Data tied to figure images
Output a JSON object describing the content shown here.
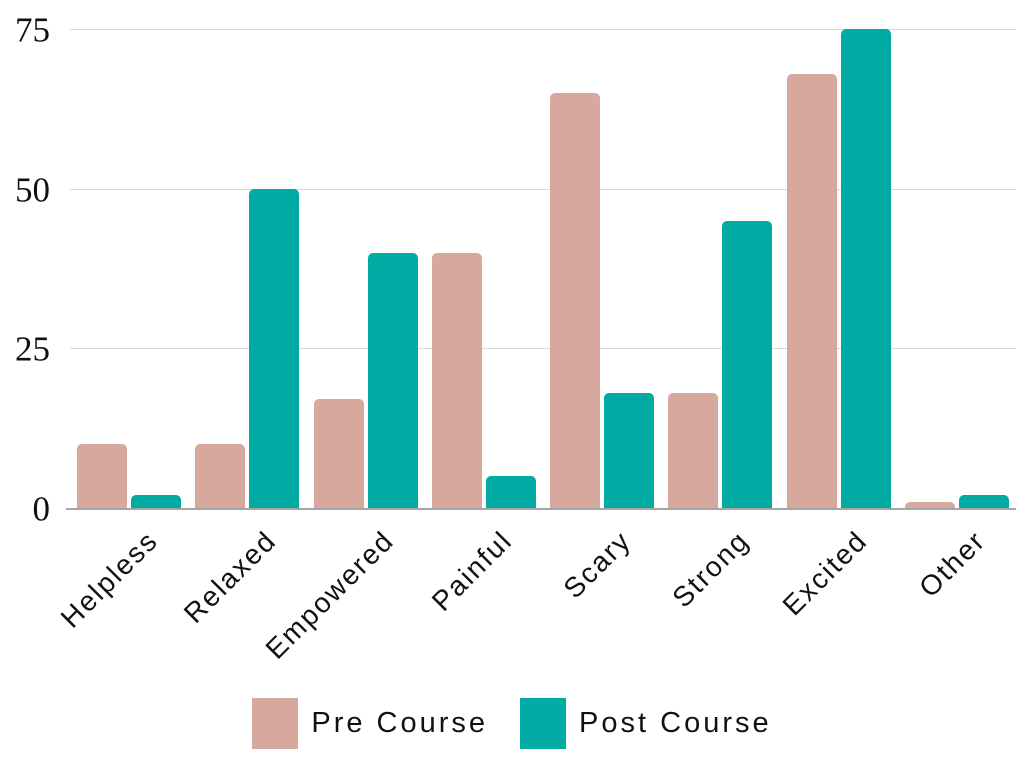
{
  "chart_data": {
    "type": "bar",
    "title": "",
    "categories": [
      "Helpless",
      "Relaxed",
      "Empowered",
      "Painful",
      "Scary",
      "Strong",
      "Excited",
      "Other"
    ],
    "series": [
      {
        "name": "Pre Course",
        "color": "#d7a89d",
        "values": [
          10,
          10,
          17,
          40,
          65,
          18,
          68,
          1
        ]
      },
      {
        "name": "Post Course",
        "color": "#00aba4",
        "values": [
          2,
          50,
          40,
          5,
          18,
          45,
          75,
          2
        ]
      }
    ],
    "xlabel": "",
    "ylabel": "",
    "yticks": [
      0,
      25,
      50,
      75
    ],
    "ylim": [
      0,
      75
    ],
    "grid": true,
    "legend_position": "bottom",
    "x_label_rotation_deg": -45
  },
  "colors": {
    "background": "#ffffff",
    "gridline": "#d9d9d9",
    "axis_line": "#a6a6a6",
    "text": "#111111"
  }
}
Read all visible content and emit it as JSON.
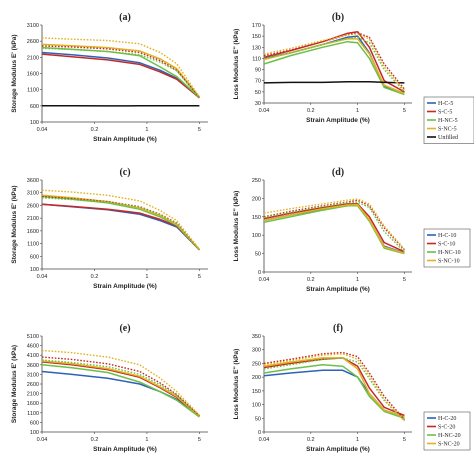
{
  "chart_data": [
    {
      "type": "line",
      "panel_label": "(a)",
      "xlabel": "Strain Amplitude (%)",
      "ylabel": "Storage Modulus E' (kPa)",
      "x_ticks": [
        0.04,
        0.2,
        1,
        5
      ],
      "xlim": [
        0.04,
        6.5
      ],
      "y_ticks": [
        100,
        600,
        1100,
        1600,
        2100,
        2600,
        3100
      ],
      "ylim": [
        100,
        3100
      ],
      "x": [
        0.04,
        0.1,
        0.3,
        0.8,
        1.5,
        2.5,
        5
      ],
      "series": [
        {
          "name": "H-C-5",
          "color": "#2e62b8",
          "dash": false,
          "values": [
            2250,
            2180,
            2080,
            1930,
            1700,
            1450,
            850
          ]
        },
        {
          "name": "S-C-5",
          "color": "#c62828",
          "dash": false,
          "values": [
            2200,
            2120,
            2020,
            1880,
            1650,
            1420,
            850
          ]
        },
        {
          "name": "H-NC-5",
          "color": "#6cc04a",
          "dash": false,
          "values": [
            2400,
            2350,
            2280,
            2150,
            1800,
            1500,
            860
          ]
        },
        {
          "name": "S-NC-5",
          "color": "#e2b321",
          "dash": false,
          "values": [
            2500,
            2460,
            2400,
            2300,
            2050,
            1750,
            870
          ]
        },
        {
          "name": "Unfilled",
          "color": "#111111",
          "dash": false,
          "values": [
            600,
            600,
            598,
            600,
            602,
            600,
            600
          ]
        },
        {
          "name": "",
          "color": "#c62828",
          "dash": true,
          "values": [
            2450,
            2420,
            2360,
            2250,
            2000,
            1700,
            860
          ]
        },
        {
          "name": "",
          "color": "#6cc04a",
          "dash": true,
          "values": [
            2380,
            2340,
            2280,
            2180,
            1950,
            1680,
            860
          ]
        },
        {
          "name": "",
          "color": "#e2b321",
          "dash": true,
          "values": [
            2700,
            2660,
            2620,
            2520,
            2250,
            1900,
            880
          ]
        }
      ],
      "legend": [
        "H-C-5",
        "S-C-5",
        "H-NC-5",
        "S-NC-5",
        "Unfilled"
      ]
    },
    {
      "type": "line",
      "panel_label": "(b)",
      "xlabel": "Strain Amplitude (%)",
      "ylabel": "Loss Modulus E'' (kPa)",
      "x_ticks": [
        0.04,
        0.2,
        1,
        5
      ],
      "xlim": [
        0.04,
        6.5
      ],
      "y_ticks": [
        30,
        50,
        70,
        90,
        110,
        130,
        150,
        170
      ],
      "ylim": [
        30,
        170
      ],
      "x": [
        0.04,
        0.1,
        0.3,
        0.7,
        1.0,
        1.5,
        2.5,
        5
      ],
      "series": [
        {
          "name": "H-C-5",
          "color": "#2e62b8",
          "dash": false,
          "values": [
            110,
            120,
            135,
            148,
            150,
            120,
            60,
            48
          ]
        },
        {
          "name": "S-C-5",
          "color": "#c62828",
          "dash": false,
          "values": [
            112,
            124,
            140,
            155,
            158,
            130,
            70,
            50
          ]
        },
        {
          "name": "H-NC-5",
          "color": "#6cc04a",
          "dash": false,
          "values": [
            100,
            115,
            130,
            140,
            138,
            110,
            58,
            45
          ]
        },
        {
          "name": "S-NC-5",
          "color": "#e2b321",
          "dash": false,
          "values": [
            108,
            120,
            135,
            145,
            145,
            118,
            62,
            47
          ]
        },
        {
          "name": "Unfilled",
          "color": "#111111",
          "dash": false,
          "values": [
            66,
            67,
            67,
            68,
            68,
            68,
            67,
            66
          ]
        },
        {
          "name": "",
          "color": "#c62828",
          "dash": true,
          "values": [
            115,
            125,
            140,
            152,
            156,
            148,
            100,
            55
          ]
        },
        {
          "name": "",
          "color": "#6cc04a",
          "dash": true,
          "values": [
            110,
            120,
            135,
            146,
            148,
            138,
            90,
            50
          ]
        },
        {
          "name": "",
          "color": "#e2b321",
          "dash": true,
          "values": [
            118,
            128,
            142,
            152,
            154,
            145,
            95,
            52
          ]
        }
      ],
      "legend": [
        "H-C-5",
        "S-C-5",
        "H-NC-5",
        "S-NC-5",
        "Unfilled"
      ]
    },
    {
      "type": "line",
      "panel_label": "(c)",
      "xlabel": "Strain Amplitude (%)",
      "ylabel": "Storage Modulus E' (kPa)",
      "x_ticks": [
        0.04,
        0.2,
        1,
        5
      ],
      "xlim": [
        0.04,
        6.5
      ],
      "y_ticks": [
        100,
        600,
        1100,
        1600,
        2100,
        2600,
        3100,
        3600
      ],
      "ylim": [
        100,
        3600
      ],
      "x": [
        0.04,
        0.1,
        0.3,
        0.8,
        1.5,
        2.5,
        5
      ],
      "series": [
        {
          "name": "H-C-10",
          "color": "#2e62b8",
          "dash": false,
          "values": [
            2650,
            2550,
            2430,
            2250,
            2000,
            1750,
            850
          ]
        },
        {
          "name": "S-C-10",
          "color": "#c62828",
          "dash": false,
          "values": [
            2650,
            2560,
            2450,
            2300,
            2050,
            1800,
            850
          ]
        },
        {
          "name": "H-NC-10",
          "color": "#6cc04a",
          "dash": false,
          "values": [
            2950,
            2850,
            2700,
            2450,
            2150,
            1820,
            860
          ]
        },
        {
          "name": "S-NC-10",
          "color": "#e2b321",
          "dash": false,
          "values": [
            3000,
            2900,
            2750,
            2500,
            2200,
            1850,
            870
          ]
        },
        {
          "name": "",
          "color": "#c62828",
          "dash": true,
          "values": [
            2950,
            2870,
            2750,
            2550,
            2250,
            1900,
            860
          ]
        },
        {
          "name": "",
          "color": "#6cc04a",
          "dash": true,
          "values": [
            2900,
            2830,
            2720,
            2530,
            2230,
            1880,
            860
          ]
        },
        {
          "name": "",
          "color": "#e2b321",
          "dash": true,
          "values": [
            3200,
            3130,
            3000,
            2780,
            2400,
            2000,
            880
          ]
        }
      ],
      "legend": [
        "H-C-10",
        "S-C-10",
        "H-NC-10",
        "S-NC-10"
      ]
    },
    {
      "type": "line",
      "panel_label": "(d)",
      "xlabel": "Strain Amplitude (%)",
      "ylabel": "Loss Modulus E'' (kPa)",
      "x_ticks": [
        0.04,
        0.2,
        1,
        5
      ],
      "xlim": [
        0.04,
        6.5
      ],
      "y_ticks": [
        0,
        50,
        100,
        150,
        200,
        250
      ],
      "ylim": [
        0,
        250
      ],
      "x": [
        0.04,
        0.1,
        0.3,
        0.7,
        1.0,
        1.5,
        2.5,
        5
      ],
      "series": [
        {
          "name": "H-C-10",
          "color": "#2e62b8",
          "dash": false,
          "values": [
            140,
            155,
            170,
            180,
            182,
            140,
            70,
            52
          ]
        },
        {
          "name": "S-C-10",
          "color": "#c62828",
          "dash": false,
          "values": [
            145,
            160,
            175,
            185,
            185,
            150,
            80,
            55
          ]
        },
        {
          "name": "H-NC-10",
          "color": "#6cc04a",
          "dash": false,
          "values": [
            135,
            150,
            168,
            180,
            180,
            138,
            65,
            50
          ]
        },
        {
          "name": "S-NC-10",
          "color": "#e2b321",
          "dash": false,
          "values": [
            140,
            155,
            172,
            182,
            183,
            142,
            68,
            51
          ]
        },
        {
          "name": "",
          "color": "#c62828",
          "dash": true,
          "values": [
            150,
            165,
            180,
            190,
            195,
            180,
            120,
            60
          ]
        },
        {
          "name": "",
          "color": "#6cc04a",
          "dash": true,
          "values": [
            148,
            162,
            178,
            188,
            190,
            175,
            110,
            55
          ]
        },
        {
          "name": "",
          "color": "#e2b321",
          "dash": true,
          "values": [
            160,
            172,
            185,
            195,
            198,
            185,
            125,
            62
          ]
        }
      ],
      "legend": [
        "H-C-10",
        "S-C-10",
        "H-NC-10",
        "S-NC-10"
      ]
    },
    {
      "type": "line",
      "panel_label": "(e)",
      "xlabel": "Strain Amplitude (%)",
      "ylabel": "Storage Modulus E' (kPa)",
      "x_ticks": [
        0.04,
        0.2,
        1,
        5
      ],
      "xlim": [
        0.04,
        6.5
      ],
      "y_ticks": [
        100,
        600,
        1100,
        1600,
        2100,
        2600,
        3100,
        3600,
        4100,
        4600,
        5100
      ],
      "ylim": [
        100,
        5100
      ],
      "x": [
        0.04,
        0.1,
        0.3,
        0.8,
        1.5,
        2.5,
        5
      ],
      "series": [
        {
          "name": "H-C-20",
          "color": "#2e62b8",
          "dash": false,
          "values": [
            3250,
            3100,
            2900,
            2600,
            2200,
            1800,
            900
          ]
        },
        {
          "name": "S-C-20",
          "color": "#c62828",
          "dash": false,
          "values": [
            3750,
            3600,
            3350,
            2950,
            2400,
            1900,
            900
          ]
        },
        {
          "name": "H-NC-20",
          "color": "#6cc04a",
          "dash": false,
          "values": [
            3600,
            3450,
            3200,
            2700,
            2200,
            1750,
            880
          ]
        },
        {
          "name": "S-NC-20",
          "color": "#e2b321",
          "dash": false,
          "values": [
            3800,
            3650,
            3400,
            3000,
            2450,
            1950,
            920
          ]
        },
        {
          "name": "",
          "color": "#c62828",
          "dash": true,
          "values": [
            4000,
            3880,
            3650,
            3250,
            2650,
            2050,
            950
          ]
        },
        {
          "name": "",
          "color": "#6cc04a",
          "dash": true,
          "values": [
            3850,
            3720,
            3500,
            3100,
            2550,
            2000,
            930
          ]
        },
        {
          "name": "",
          "color": "#e2b321",
          "dash": true,
          "values": [
            4350,
            4230,
            4000,
            3600,
            2900,
            2200,
            980
          ]
        }
      ],
      "legend": [
        "H-C-20",
        "S-C-20",
        "H-NC-20",
        "S-NC-20"
      ]
    },
    {
      "type": "line",
      "panel_label": "(f)",
      "xlabel": "Strain Amplitude (%)",
      "ylabel": "Loss Modulus E'' (kPa)",
      "x_ticks": [
        0.04,
        0.2,
        1,
        5
      ],
      "xlim": [
        0.04,
        6.5
      ],
      "y_ticks": [
        0,
        50,
        100,
        150,
        200,
        250,
        300,
        350
      ],
      "ylim": [
        0,
        350
      ],
      "x": [
        0.04,
        0.1,
        0.3,
        0.6,
        1.0,
        1.5,
        2.5,
        5
      ],
      "series": [
        {
          "name": "H-C-20",
          "color": "#2e62b8",
          "dash": false,
          "values": [
            205,
            215,
            225,
            225,
            200,
            140,
            80,
            55
          ]
        },
        {
          "name": "S-C-20",
          "color": "#c62828",
          "dash": false,
          "values": [
            235,
            250,
            265,
            270,
            240,
            160,
            90,
            60
          ]
        },
        {
          "name": "H-NC-20",
          "color": "#6cc04a",
          "dash": false,
          "values": [
            215,
            230,
            245,
            240,
            200,
            130,
            75,
            50
          ]
        },
        {
          "name": "S-NC-20",
          "color": "#e2b321",
          "dash": false,
          "values": [
            240,
            255,
            270,
            270,
            230,
            140,
            80,
            55
          ]
        },
        {
          "name": "",
          "color": "#c62828",
          "dash": true,
          "values": [
            250,
            265,
            285,
            290,
            275,
            215,
            130,
            45
          ]
        },
        {
          "name": "",
          "color": "#6cc04a",
          "dash": true,
          "values": [
            230,
            245,
            265,
            270,
            255,
            195,
            115,
            42
          ]
        },
        {
          "name": "",
          "color": "#e2b321",
          "dash": true,
          "values": [
            245,
            260,
            280,
            285,
            265,
            205,
            120,
            40
          ]
        }
      ],
      "legend": [
        "H-C-20",
        "S-C-20",
        "H-NC-20",
        "S-NC-20"
      ]
    }
  ]
}
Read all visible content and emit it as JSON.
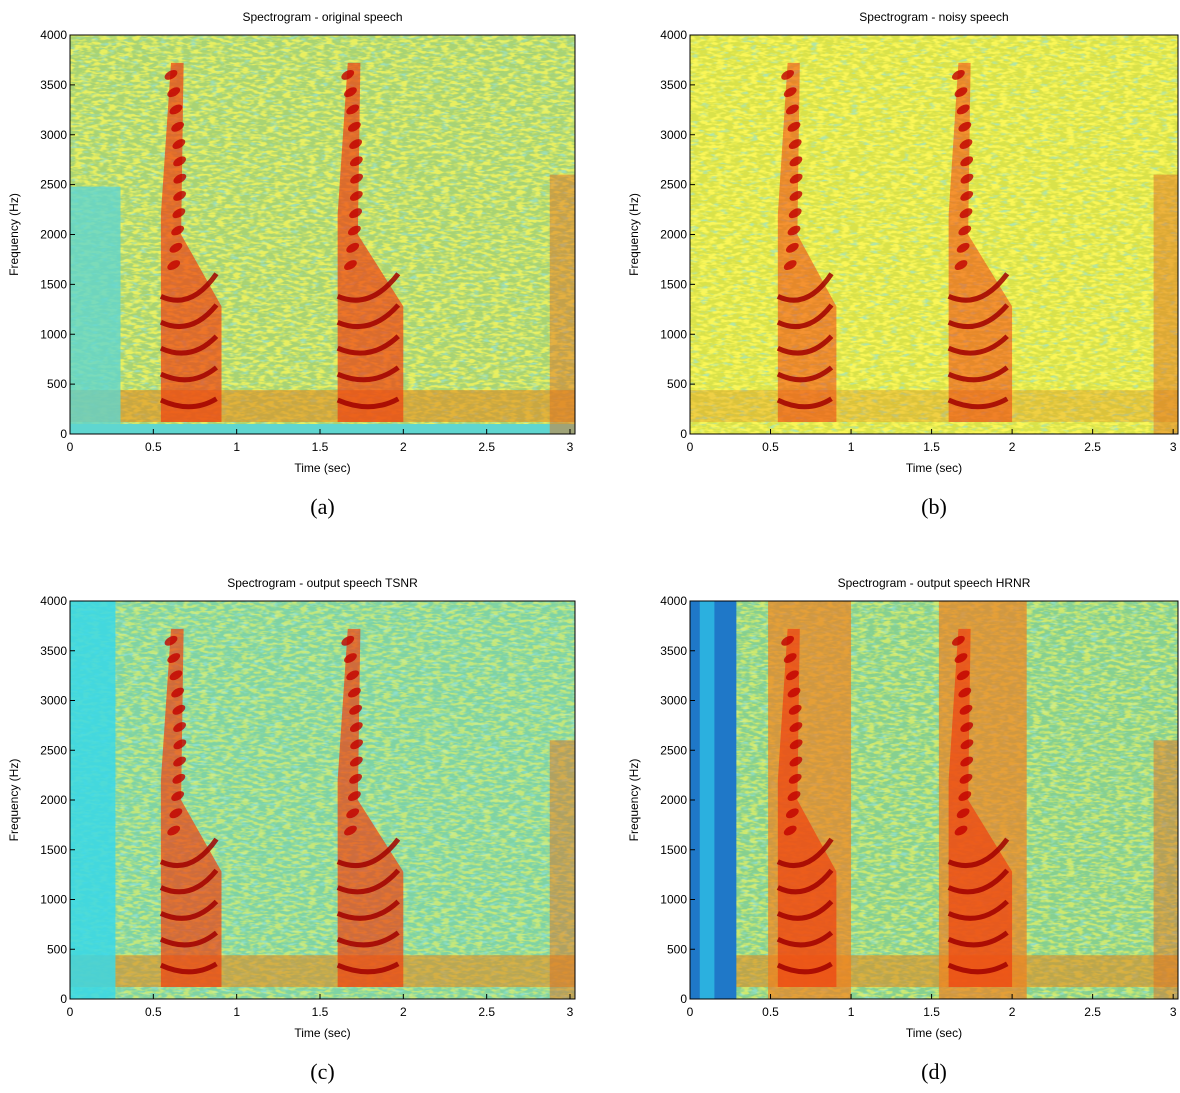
{
  "chart_data": [
    {
      "type": "spectrogram",
      "title": "Spectrogram - original speech",
      "xlabel": "Time (sec)",
      "ylabel": "Frequency (Hz)",
      "caption": "(a)",
      "xlim": [
        0,
        3.03
      ],
      "xticks": [
        0,
        0.5,
        1,
        1.5,
        2,
        2.5,
        3
      ],
      "ylim": [
        0,
        4000
      ],
      "yticks": [
        0,
        500,
        1000,
        1500,
        2000,
        2500,
        3000,
        3500,
        4000
      ]
    },
    {
      "type": "spectrogram",
      "title": "Spectrogram - noisy speech",
      "xlabel": "Time (sec)",
      "ylabel": "Frequency (Hz)",
      "caption": "(b)",
      "xlim": [
        0,
        3.03
      ],
      "xticks": [
        0,
        0.5,
        1,
        1.5,
        2,
        2.5,
        3
      ],
      "ylim": [
        0,
        4000
      ],
      "yticks": [
        0,
        500,
        1000,
        1500,
        2000,
        2500,
        3000,
        3500,
        4000
      ]
    },
    {
      "type": "spectrogram",
      "title": "Spectrogram - output speech TSNR",
      "xlabel": "Time (sec)",
      "ylabel": "Frequency (Hz)",
      "caption": "(c)",
      "xlim": [
        0,
        3.03
      ],
      "xticks": [
        0,
        0.5,
        1,
        1.5,
        2,
        2.5,
        3
      ],
      "ylim": [
        0,
        4000
      ],
      "yticks": [
        0,
        500,
        1000,
        1500,
        2000,
        2500,
        3000,
        3500,
        4000
      ]
    },
    {
      "type": "spectrogram",
      "title": "Spectrogram - output speech HRNR",
      "xlabel": "Time (sec)",
      "ylabel": "Frequency (Hz)",
      "caption": "(d)",
      "xlim": [
        0,
        3.03
      ],
      "xticks": [
        0,
        0.5,
        1,
        1.5,
        2,
        2.5,
        3
      ],
      "ylim": [
        0,
        4000
      ],
      "yticks": [
        0,
        500,
        1000,
        1500,
        2000,
        2500,
        3000,
        3500,
        4000
      ]
    }
  ]
}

THE EXERCISE
Determine how many lines of the entries above carry the string "caption", and give that number alone.

REPLY TO THE EXERCISE
4